→ **Your goal**: Find every line in the records below that holds the word "JSON", and copy each one.

═════ Records for the exercise ═════

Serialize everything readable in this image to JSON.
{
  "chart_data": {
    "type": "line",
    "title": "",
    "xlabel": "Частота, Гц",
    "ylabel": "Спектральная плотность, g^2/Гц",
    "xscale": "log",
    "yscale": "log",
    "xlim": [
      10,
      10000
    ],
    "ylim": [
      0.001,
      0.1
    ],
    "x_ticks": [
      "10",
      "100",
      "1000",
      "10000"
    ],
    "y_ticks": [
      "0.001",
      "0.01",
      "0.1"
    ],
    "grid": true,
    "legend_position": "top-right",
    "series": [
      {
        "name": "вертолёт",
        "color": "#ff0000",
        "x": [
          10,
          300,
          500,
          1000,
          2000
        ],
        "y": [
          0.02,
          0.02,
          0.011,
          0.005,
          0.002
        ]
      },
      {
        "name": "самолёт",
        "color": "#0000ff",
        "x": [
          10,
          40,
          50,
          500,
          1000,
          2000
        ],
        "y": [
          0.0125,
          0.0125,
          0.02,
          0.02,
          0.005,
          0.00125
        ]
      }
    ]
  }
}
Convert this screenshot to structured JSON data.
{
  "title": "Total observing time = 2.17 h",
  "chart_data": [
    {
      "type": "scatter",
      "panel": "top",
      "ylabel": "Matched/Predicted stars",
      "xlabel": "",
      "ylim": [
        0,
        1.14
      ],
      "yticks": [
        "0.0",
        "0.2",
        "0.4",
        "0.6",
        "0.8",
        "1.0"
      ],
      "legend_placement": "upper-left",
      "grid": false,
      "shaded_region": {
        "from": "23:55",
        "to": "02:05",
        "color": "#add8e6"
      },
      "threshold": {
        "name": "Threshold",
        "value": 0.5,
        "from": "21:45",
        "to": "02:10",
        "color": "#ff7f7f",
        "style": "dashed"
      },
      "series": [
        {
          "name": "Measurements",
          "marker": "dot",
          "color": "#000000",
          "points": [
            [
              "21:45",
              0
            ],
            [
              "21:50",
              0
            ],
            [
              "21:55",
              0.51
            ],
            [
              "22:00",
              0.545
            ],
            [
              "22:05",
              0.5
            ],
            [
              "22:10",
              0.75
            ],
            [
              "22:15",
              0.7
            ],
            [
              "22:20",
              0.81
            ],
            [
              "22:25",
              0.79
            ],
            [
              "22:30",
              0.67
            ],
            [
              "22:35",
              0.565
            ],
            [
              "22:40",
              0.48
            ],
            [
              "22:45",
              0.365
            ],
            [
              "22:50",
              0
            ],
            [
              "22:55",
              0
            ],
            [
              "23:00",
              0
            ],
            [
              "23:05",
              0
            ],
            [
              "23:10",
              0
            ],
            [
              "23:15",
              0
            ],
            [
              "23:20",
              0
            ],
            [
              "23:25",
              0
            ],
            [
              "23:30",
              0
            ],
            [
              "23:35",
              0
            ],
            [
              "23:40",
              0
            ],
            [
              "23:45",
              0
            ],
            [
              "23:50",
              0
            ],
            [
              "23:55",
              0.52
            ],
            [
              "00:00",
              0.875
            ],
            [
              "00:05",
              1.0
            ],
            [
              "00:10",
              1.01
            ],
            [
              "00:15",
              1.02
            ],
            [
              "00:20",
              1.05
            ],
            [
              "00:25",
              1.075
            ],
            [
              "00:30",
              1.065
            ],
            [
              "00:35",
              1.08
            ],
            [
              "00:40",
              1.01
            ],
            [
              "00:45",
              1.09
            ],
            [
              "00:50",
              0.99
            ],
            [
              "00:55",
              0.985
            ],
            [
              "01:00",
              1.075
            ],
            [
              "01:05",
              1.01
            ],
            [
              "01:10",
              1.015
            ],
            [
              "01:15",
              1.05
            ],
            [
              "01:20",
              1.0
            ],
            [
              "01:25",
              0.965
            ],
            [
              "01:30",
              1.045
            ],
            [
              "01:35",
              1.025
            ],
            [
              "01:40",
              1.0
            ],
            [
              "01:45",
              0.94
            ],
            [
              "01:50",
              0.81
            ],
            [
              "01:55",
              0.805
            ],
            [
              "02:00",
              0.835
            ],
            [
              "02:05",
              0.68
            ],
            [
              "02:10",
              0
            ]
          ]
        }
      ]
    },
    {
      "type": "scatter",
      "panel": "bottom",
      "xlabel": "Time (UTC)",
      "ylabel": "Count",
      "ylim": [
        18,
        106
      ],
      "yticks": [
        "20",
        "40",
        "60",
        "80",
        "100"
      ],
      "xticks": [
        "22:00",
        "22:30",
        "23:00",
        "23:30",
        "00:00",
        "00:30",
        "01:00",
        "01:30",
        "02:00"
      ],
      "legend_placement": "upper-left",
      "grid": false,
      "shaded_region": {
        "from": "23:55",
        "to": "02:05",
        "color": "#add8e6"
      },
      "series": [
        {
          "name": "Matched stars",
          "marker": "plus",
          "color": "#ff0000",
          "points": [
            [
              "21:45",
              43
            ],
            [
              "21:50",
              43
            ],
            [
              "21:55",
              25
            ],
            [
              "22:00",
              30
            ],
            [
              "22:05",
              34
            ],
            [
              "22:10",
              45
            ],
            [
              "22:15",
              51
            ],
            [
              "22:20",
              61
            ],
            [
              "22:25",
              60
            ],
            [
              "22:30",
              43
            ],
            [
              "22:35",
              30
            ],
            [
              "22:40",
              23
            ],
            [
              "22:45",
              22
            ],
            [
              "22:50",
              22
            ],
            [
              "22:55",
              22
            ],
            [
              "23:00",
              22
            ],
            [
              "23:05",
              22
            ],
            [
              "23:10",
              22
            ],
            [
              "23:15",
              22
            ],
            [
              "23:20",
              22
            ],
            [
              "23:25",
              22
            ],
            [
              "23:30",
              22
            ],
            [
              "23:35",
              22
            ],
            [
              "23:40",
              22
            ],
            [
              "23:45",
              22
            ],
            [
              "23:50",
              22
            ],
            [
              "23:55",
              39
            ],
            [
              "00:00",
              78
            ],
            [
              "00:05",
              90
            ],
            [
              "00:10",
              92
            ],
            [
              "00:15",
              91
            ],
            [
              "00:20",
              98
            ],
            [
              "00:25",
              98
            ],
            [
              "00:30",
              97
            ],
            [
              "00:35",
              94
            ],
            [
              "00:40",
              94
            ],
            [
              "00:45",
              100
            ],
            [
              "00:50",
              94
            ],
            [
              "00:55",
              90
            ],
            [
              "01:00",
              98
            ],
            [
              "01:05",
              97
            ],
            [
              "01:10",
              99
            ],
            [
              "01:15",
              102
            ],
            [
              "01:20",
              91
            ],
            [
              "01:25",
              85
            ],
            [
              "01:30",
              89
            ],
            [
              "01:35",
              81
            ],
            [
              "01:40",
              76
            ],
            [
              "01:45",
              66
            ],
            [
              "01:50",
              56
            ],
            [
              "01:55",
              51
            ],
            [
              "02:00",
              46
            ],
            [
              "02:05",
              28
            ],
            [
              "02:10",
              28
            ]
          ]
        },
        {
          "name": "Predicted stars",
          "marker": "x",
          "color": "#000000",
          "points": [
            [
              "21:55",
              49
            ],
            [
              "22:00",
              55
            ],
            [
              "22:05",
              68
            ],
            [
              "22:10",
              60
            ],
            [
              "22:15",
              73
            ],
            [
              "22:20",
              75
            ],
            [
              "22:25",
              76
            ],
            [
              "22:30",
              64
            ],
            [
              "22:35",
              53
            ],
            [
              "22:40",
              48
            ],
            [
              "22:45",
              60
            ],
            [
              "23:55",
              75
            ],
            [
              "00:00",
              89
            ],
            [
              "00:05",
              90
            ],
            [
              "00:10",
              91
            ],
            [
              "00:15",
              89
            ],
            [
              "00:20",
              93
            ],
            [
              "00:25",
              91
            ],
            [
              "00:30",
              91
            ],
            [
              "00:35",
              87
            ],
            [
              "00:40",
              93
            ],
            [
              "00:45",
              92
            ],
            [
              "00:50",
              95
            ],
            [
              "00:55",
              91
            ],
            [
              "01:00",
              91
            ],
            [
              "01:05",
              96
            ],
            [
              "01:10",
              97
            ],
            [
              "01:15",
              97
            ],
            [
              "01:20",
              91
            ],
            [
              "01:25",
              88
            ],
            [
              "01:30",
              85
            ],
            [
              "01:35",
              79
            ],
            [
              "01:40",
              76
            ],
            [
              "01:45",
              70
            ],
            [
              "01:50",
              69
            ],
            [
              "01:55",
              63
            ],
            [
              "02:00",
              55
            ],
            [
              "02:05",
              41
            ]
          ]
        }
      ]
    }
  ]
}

═════

→ **Solution to this task**:
Serialize everything readable in this image to JSON.
Convert this screenshot to structured JSON data.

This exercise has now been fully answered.